**Given exercise:** Every entry below should be repeated exactly; the pictures should not.

**Recorded information:**
___
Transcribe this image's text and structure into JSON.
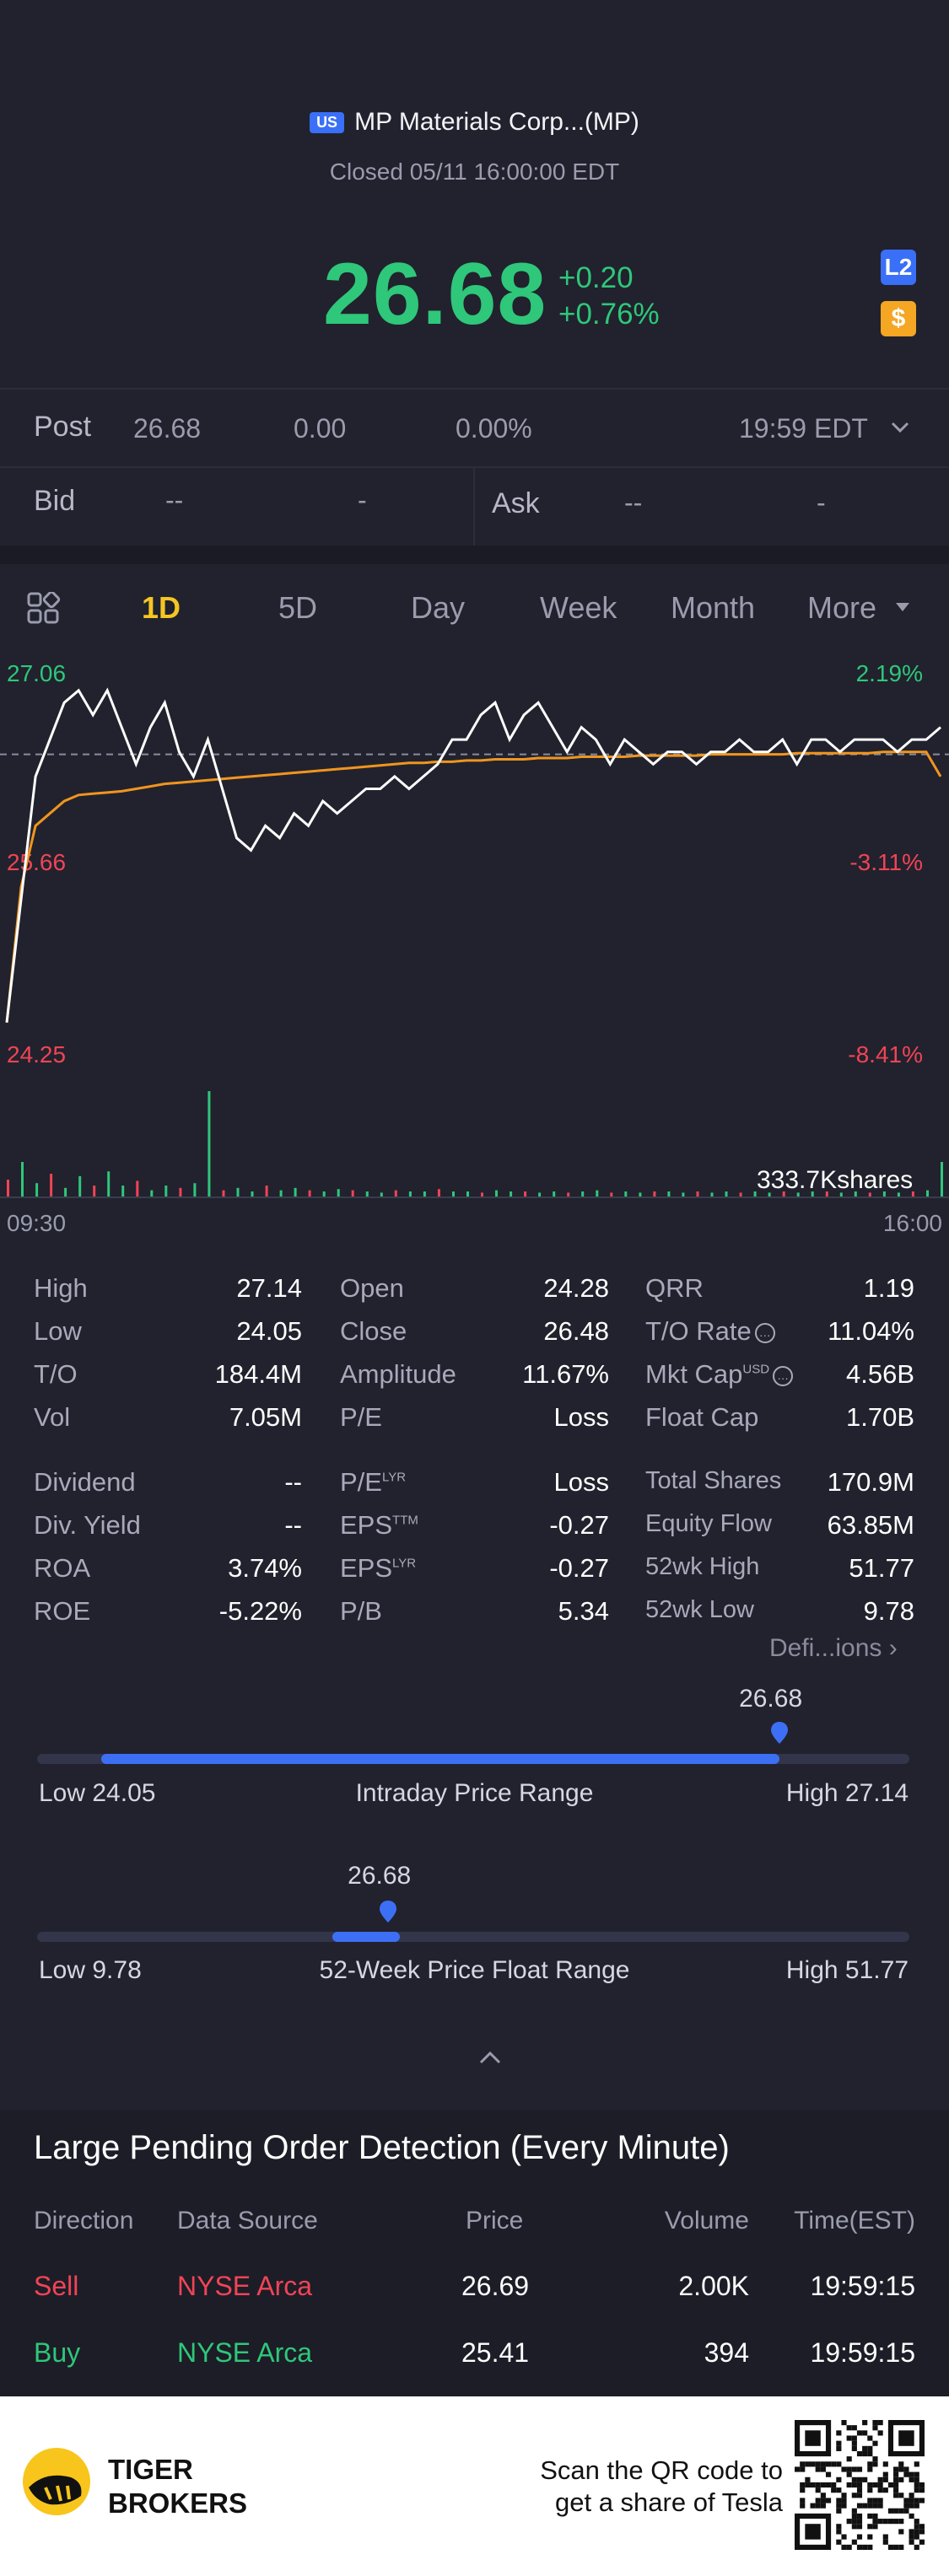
{
  "header": {
    "market_badge": "US",
    "stock_title": "MP Materials Corp...(MP)",
    "status": "Closed 05/11 16:00:00 EDT",
    "price": "26.68",
    "change": "+0.20",
    "change_pct": "+0.76%",
    "l2_badge": "L2",
    "dollar_badge": "$",
    "price_color": "#2fc77a"
  },
  "post": {
    "label": "Post",
    "price": "26.68",
    "change": "0.00",
    "change_pct": "0.00%",
    "time": "19:59 EDT"
  },
  "bid_ask": {
    "bid_label": "Bid",
    "bid_price": "--",
    "bid_size": "-",
    "ask_label": "Ask",
    "ask_price": "--",
    "ask_size": "-"
  },
  "tabs": [
    {
      "label": "1D",
      "active": true
    },
    {
      "label": "5D",
      "active": false
    },
    {
      "label": "Day",
      "active": false
    },
    {
      "label": "Week",
      "active": false
    },
    {
      "label": "Month",
      "active": false
    },
    {
      "label": "More",
      "active": false
    }
  ],
  "chart_data": {
    "type": "line",
    "title": "",
    "y_left_labels": [
      "27.06",
      "25.66",
      "24.25"
    ],
    "y_right_labels": [
      "2.19%",
      "-3.11%",
      "-8.41%"
    ],
    "ylim": [
      24.25,
      27.06
    ],
    "prev_close": 26.48,
    "x_labels": [
      "09:30",
      "16:00"
    ],
    "volume_label": "333.7Kshares",
    "series": [
      {
        "color": "#ffffff",
        "values": [
          24.3,
          25.3,
          26.3,
          26.6,
          26.9,
          27.0,
          26.8,
          27.0,
          26.7,
          26.4,
          26.7,
          26.9,
          26.5,
          26.3,
          26.6,
          26.2,
          25.8,
          25.7,
          25.9,
          25.8,
          26.0,
          25.9,
          26.1,
          26.0,
          26.1,
          26.2,
          26.2,
          26.3,
          26.2,
          26.3,
          26.4,
          26.6,
          26.6,
          26.8,
          26.9,
          26.6,
          26.8,
          26.9,
          26.7,
          26.5,
          26.7,
          26.6,
          26.4,
          26.6,
          26.5,
          26.4,
          26.5,
          26.5,
          26.4,
          26.5,
          26.5,
          26.6,
          26.5,
          26.5,
          26.6,
          26.4,
          26.6,
          26.6,
          26.5,
          26.6,
          26.6,
          26.6,
          26.5,
          26.6,
          26.6,
          26.7
        ]
      },
      {
        "color": "#f0951f",
        "values": [
          24.3,
          25.4,
          25.9,
          26.0,
          26.1,
          26.15,
          26.16,
          26.17,
          26.18,
          26.2,
          26.22,
          26.24,
          26.25,
          26.26,
          26.27,
          26.28,
          26.29,
          26.3,
          26.31,
          26.32,
          26.33,
          26.34,
          26.35,
          26.36,
          26.37,
          26.38,
          26.39,
          26.4,
          26.41,
          26.41,
          26.42,
          26.42,
          26.43,
          26.43,
          26.44,
          26.44,
          26.44,
          26.45,
          26.45,
          26.45,
          26.46,
          26.46,
          26.46,
          26.46,
          26.47,
          26.47,
          26.47,
          26.47,
          26.47,
          26.48,
          26.48,
          26.48,
          26.48,
          26.48,
          26.48,
          26.49,
          26.49,
          26.49,
          26.49,
          26.49,
          26.49,
          26.5,
          26.5,
          26.5,
          26.5,
          26.3
        ]
      }
    ],
    "volume_bars": [
      0.15,
      0.3,
      0.12,
      0.2,
      0.08,
      0.18,
      0.1,
      0.22,
      0.1,
      0.14,
      0.06,
      0.1,
      0.08,
      0.12,
      0.9,
      0.06,
      0.08,
      0.05,
      0.1,
      0.06,
      0.08,
      0.06,
      0.05,
      0.07,
      0.06,
      0.05,
      0.04,
      0.06,
      0.05,
      0.05,
      0.07,
      0.05,
      0.05,
      0.04,
      0.06,
      0.05,
      0.05,
      0.04,
      0.05,
      0.04,
      0.05,
      0.06,
      0.04,
      0.05,
      0.04,
      0.05,
      0.05,
      0.04,
      0.05,
      0.04,
      0.05,
      0.04,
      0.05,
      0.04,
      0.05,
      0.04,
      0.05,
      0.05,
      0.04,
      0.05,
      0.04,
      0.05,
      0.04,
      0.05,
      0.06,
      0.3
    ]
  },
  "stats": {
    "col1": [
      {
        "label": "High",
        "value": "27.14"
      },
      {
        "label": "Low",
        "value": "24.05"
      },
      {
        "label": "T/O",
        "value": "184.4M"
      },
      {
        "label": "Vol",
        "value": "7.05M"
      }
    ],
    "col2": [
      {
        "label": "Open",
        "value": "24.28"
      },
      {
        "label": "Close",
        "value": "26.48"
      },
      {
        "label": "Amplitude",
        "value": "11.67%"
      },
      {
        "label": "P/E",
        "value": "Loss"
      }
    ],
    "col3": [
      {
        "label": "QRR",
        "value": "1.19"
      },
      {
        "label": "T/O Rate",
        "value": "11.04%"
      },
      {
        "label": "Mkt Cap",
        "value": "4.56B",
        "sup": "USD"
      },
      {
        "label": "Float Cap",
        "value": "1.70B"
      }
    ],
    "col1b": [
      {
        "label": "Dividend",
        "value": "--"
      },
      {
        "label": "Div. Yield",
        "value": "--"
      },
      {
        "label": "ROA",
        "value": "3.74%"
      },
      {
        "label": "ROE",
        "value": "-5.22%"
      }
    ],
    "col2b": [
      {
        "label": "P/E",
        "sup": "LYR",
        "value": "Loss"
      },
      {
        "label": "EPS",
        "sup": "TTM",
        "value": "-0.27"
      },
      {
        "label": "EPS",
        "sup": "LYR",
        "value": "-0.27"
      },
      {
        "label": "P/B",
        "value": "5.34"
      }
    ],
    "col3b": [
      {
        "label": "Total Shares",
        "value": "170.9M"
      },
      {
        "label": "Equity Flow",
        "value": "63.85M"
      },
      {
        "label": "52wk High",
        "value": "51.77"
      },
      {
        "label": "52wk Low",
        "value": "9.78"
      }
    ],
    "definitions_link": "Defi...ions"
  },
  "intraday_range": {
    "low_label": "Low 24.05",
    "title": "Intraday Price Range",
    "high_label": "High 27.14",
    "current": "26.68",
    "low": 24.05,
    "high": 27.14,
    "value": 26.68
  },
  "week52_range": {
    "low_label": "Low 9.78",
    "title": "52-Week Price Float Range",
    "high_label": "High 51.77",
    "current": "26.68",
    "low": 9.78,
    "high": 51.77,
    "value": 26.68
  },
  "orders": {
    "title": "Large Pending Order Detection (Every Minute)",
    "headers": [
      "Direction",
      "Data Source",
      "Price",
      "Volume",
      "Time(EST)"
    ],
    "rows": [
      {
        "direction": "Sell",
        "source": "NYSE Arca",
        "price": "26.69",
        "volume": "2.00K",
        "time": "19:59:15",
        "color": "#f04456"
      },
      {
        "direction": "Buy",
        "source": "NYSE Arca",
        "price": "25.41",
        "volume": "394",
        "time": "19:59:15",
        "color": "#2fc77a"
      }
    ]
  },
  "footer": {
    "brand_line1": "TIGER",
    "brand_line2": "BROKERS",
    "scan_line1": "Scan the QR code to",
    "scan_line2": "get a share of Tesla"
  }
}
___
**Final result:**
Transcribe this image's text and structure into JSON.
{
  "header": {
    "market_badge": "US",
    "stock_title": "MP Materials Corp...(MP)",
    "status": "Closed 05/11 16:00:00 EDT",
    "price": "26.68",
    "change": "+0.20",
    "change_pct": "+0.76%",
    "l2_badge": "L2",
    "dollar_badge": "$",
    "price_color": "#2fc77a"
  },
  "post": {
    "label": "Post",
    "price": "26.68",
    "change": "0.00",
    "change_pct": "0.00%",
    "time": "19:59 EDT"
  },
  "bid_ask": {
    "bid_label": "Bid",
    "bid_price": "--",
    "bid_size": "-",
    "ask_label": "Ask",
    "ask_price": "--",
    "ask_size": "-"
  },
  "tabs": [
    {
      "label": "1D",
      "active": true
    },
    {
      "label": "5D",
      "active": false
    },
    {
      "label": "Day",
      "active": false
    },
    {
      "label": "Week",
      "active": false
    },
    {
      "label": "Month",
      "active": false
    },
    {
      "label": "More",
      "active": false
    }
  ],
  "chart_data": {
    "type": "line",
    "title": "",
    "y_left_labels": [
      "27.06",
      "25.66",
      "24.25"
    ],
    "y_right_labels": [
      "2.19%",
      "-3.11%",
      "-8.41%"
    ],
    "ylim": [
      24.25,
      27.06
    ],
    "prev_close": 26.48,
    "x_labels": [
      "09:30",
      "16:00"
    ],
    "volume_label": "333.7Kshares",
    "series": [
      {
        "color": "#ffffff",
        "values": [
          24.3,
          25.3,
          26.3,
          26.6,
          26.9,
          27.0,
          26.8,
          27.0,
          26.7,
          26.4,
          26.7,
          26.9,
          26.5,
          26.3,
          26.6,
          26.2,
          25.8,
          25.7,
          25.9,
          25.8,
          26.0,
          25.9,
          26.1,
          26.0,
          26.1,
          26.2,
          26.2,
          26.3,
          26.2,
          26.3,
          26.4,
          26.6,
          26.6,
          26.8,
          26.9,
          26.6,
          26.8,
          26.9,
          26.7,
          26.5,
          26.7,
          26.6,
          26.4,
          26.6,
          26.5,
          26.4,
          26.5,
          26.5,
          26.4,
          26.5,
          26.5,
          26.6,
          26.5,
          26.5,
          26.6,
          26.4,
          26.6,
          26.6,
          26.5,
          26.6,
          26.6,
          26.6,
          26.5,
          26.6,
          26.6,
          26.7
        ]
      },
      {
        "color": "#f0951f",
        "values": [
          24.3,
          25.4,
          25.9,
          26.0,
          26.1,
          26.15,
          26.16,
          26.17,
          26.18,
          26.2,
          26.22,
          26.24,
          26.25,
          26.26,
          26.27,
          26.28,
          26.29,
          26.3,
          26.31,
          26.32,
          26.33,
          26.34,
          26.35,
          26.36,
          26.37,
          26.38,
          26.39,
          26.4,
          26.41,
          26.41,
          26.42,
          26.42,
          26.43,
          26.43,
          26.44,
          26.44,
          26.44,
          26.45,
          26.45,
          26.45,
          26.46,
          26.46,
          26.46,
          26.46,
          26.47,
          26.47,
          26.47,
          26.47,
          26.47,
          26.48,
          26.48,
          26.48,
          26.48,
          26.48,
          26.48,
          26.49,
          26.49,
          26.49,
          26.49,
          26.49,
          26.49,
          26.5,
          26.5,
          26.5,
          26.5,
          26.3
        ]
      }
    ],
    "volume_bars": [
      0.15,
      0.3,
      0.12,
      0.2,
      0.08,
      0.18,
      0.1,
      0.22,
      0.1,
      0.14,
      0.06,
      0.1,
      0.08,
      0.12,
      0.9,
      0.06,
      0.08,
      0.05,
      0.1,
      0.06,
      0.08,
      0.06,
      0.05,
      0.07,
      0.06,
      0.05,
      0.04,
      0.06,
      0.05,
      0.05,
      0.07,
      0.05,
      0.05,
      0.04,
      0.06,
      0.05,
      0.05,
      0.04,
      0.05,
      0.04,
      0.05,
      0.06,
      0.04,
      0.05,
      0.04,
      0.05,
      0.05,
      0.04,
      0.05,
      0.04,
      0.05,
      0.04,
      0.05,
      0.04,
      0.05,
      0.04,
      0.05,
      0.05,
      0.04,
      0.05,
      0.04,
      0.05,
      0.04,
      0.05,
      0.06,
      0.3
    ]
  },
  "stats": {
    "col1": [
      {
        "label": "High",
        "value": "27.14"
      },
      {
        "label": "Low",
        "value": "24.05"
      },
      {
        "label": "T/O",
        "value": "184.4M"
      },
      {
        "label": "Vol",
        "value": "7.05M"
      }
    ],
    "col2": [
      {
        "label": "Open",
        "value": "24.28"
      },
      {
        "label": "Close",
        "value": "26.48"
      },
      {
        "label": "Amplitude",
        "value": "11.67%"
      },
      {
        "label": "P/E",
        "value": "Loss"
      }
    ],
    "col3": [
      {
        "label": "QRR",
        "value": "1.19"
      },
      {
        "label": "T/O Rate",
        "value": "11.04%"
      },
      {
        "label": "Mkt Cap",
        "value": "4.56B",
        "sup": "USD"
      },
      {
        "label": "Float Cap",
        "value": "1.70B"
      }
    ],
    "col1b": [
      {
        "label": "Dividend",
        "value": "--"
      },
      {
        "label": "Div. Yield",
        "value": "--"
      },
      {
        "label": "ROA",
        "value": "3.74%"
      },
      {
        "label": "ROE",
        "value": "-5.22%"
      }
    ],
    "col2b": [
      {
        "label": "P/E",
        "sup": "LYR",
        "value": "Loss"
      },
      {
        "label": "EPS",
        "sup": "TTM",
        "value": "-0.27"
      },
      {
        "label": "EPS",
        "sup": "LYR",
        "value": "-0.27"
      },
      {
        "label": "P/B",
        "value": "5.34"
      }
    ],
    "col3b": [
      {
        "label": "Total Shares",
        "value": "170.9M"
      },
      {
        "label": "Equity Flow",
        "value": "63.85M"
      },
      {
        "label": "52wk High",
        "value": "51.77"
      },
      {
        "label": "52wk Low",
        "value": "9.78"
      }
    ],
    "definitions_link": "Defi...ions"
  },
  "intraday_range": {
    "low_label": "Low 24.05",
    "title": "Intraday Price Range",
    "high_label": "High 27.14",
    "current": "26.68",
    "low": 24.05,
    "high": 27.14,
    "value": 26.68
  },
  "week52_range": {
    "low_label": "Low 9.78",
    "title": "52-Week Price Float Range",
    "high_label": "High 51.77",
    "current": "26.68",
    "low": 9.78,
    "high": 51.77,
    "value": 26.68
  },
  "orders": {
    "title": "Large Pending Order Detection (Every Minute)",
    "headers": [
      "Direction",
      "Data Source",
      "Price",
      "Volume",
      "Time(EST)"
    ],
    "rows": [
      {
        "direction": "Sell",
        "source": "NYSE Arca",
        "price": "26.69",
        "volume": "2.00K",
        "time": "19:59:15",
        "color": "#f04456"
      },
      {
        "direction": "Buy",
        "source": "NYSE Arca",
        "price": "25.41",
        "volume": "394",
        "time": "19:59:15",
        "color": "#2fc77a"
      }
    ]
  },
  "footer": {
    "brand_line1": "TIGER",
    "brand_line2": "BROKERS",
    "scan_line1": "Scan the QR code to",
    "scan_line2": "get a share of Tesla"
  }
}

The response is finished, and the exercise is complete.